*Required task*
In the listing below, locate the lines that hold "布朗运动越显著" and copy them.

------------

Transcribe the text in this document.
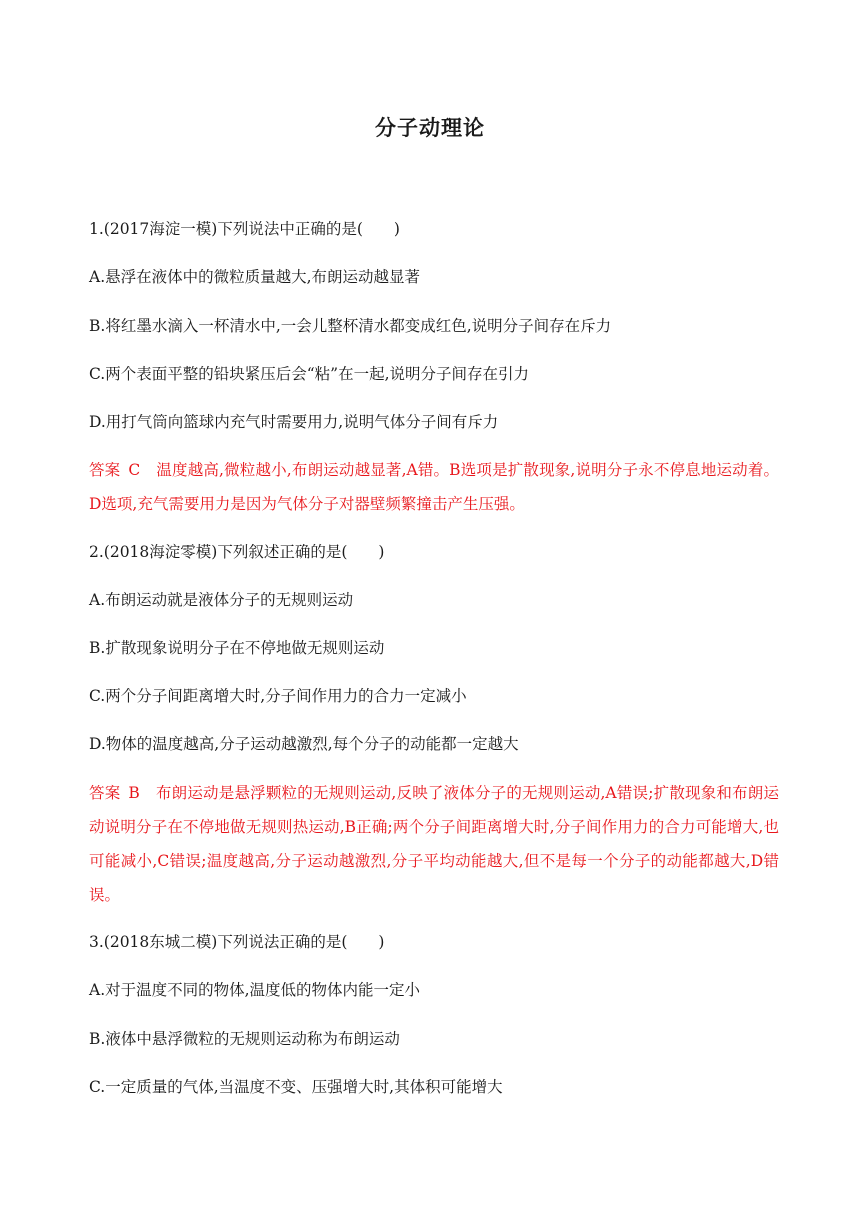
分子动理论
1.(2017海淀一模)下列说法中正确的是(　　)
A.悬浮在液体中的微粒质量越大,布朗运动越显著
B.将红墨水滴入一杯清水中,一会儿整杯清水都变成红色,说明分子间存在斥力
C.两个表面平整的铅块紧压后会“粘”在一起,说明分子间存在引力
D.用打气筒向篮球内充气时需要用力,说明气体分子间有斥力
答案 C 温度越高,微粒越小,布朗运动越显著,A错。B选项是扩散现象,说明分子永不停息地运动着。D选项,充气需要用力是因为气体分子对器壁频繁撞击产生压强。
2.(2018海淀零模)下列叙述正确的是(　　)
A.布朗运动就是液体分子的无规则运动
B.扩散现象说明分子在不停地做无规则运动
C.两个分子间距离增大时,分子间作用力的合力一定减小
D.物体的温度越高,分子运动越激烈,每个分子的动能都一定越大
答案 B 布朗运动是悬浮颗粒的无规则运动,反映了液体分子的无规则运动,A错误;扩散现象和布朗运动说明分子在不停地做无规则热运动,B正确;两个分子间距离增大时,分子间作用力的合力可能增大,也可能减小,C错误;温度越高,分子运动越激烈,分子平均动能越大,但不是每一个分子的动能都越大,D错误。
3.(2018东城二模)下列说法正确的是(　　)
A.对于温度不同的物体,温度低的物体内能一定小
B.液体中悬浮微粒的无规则运动称为布朗运动
C.一定质量的气体,当温度不变、压强增大时,其体积可能增大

------------

*Full solution*
A.悬浮在液体中的微粒质量越大,布朗运动越显著
答案 C 温度越高,微粒越小,布朗运动越显著,A错。B选项是扩散现象,说明分子永不停息地运动着。D选项,充气需要用力是因为气体分子对器壁频繁撞击产生压强。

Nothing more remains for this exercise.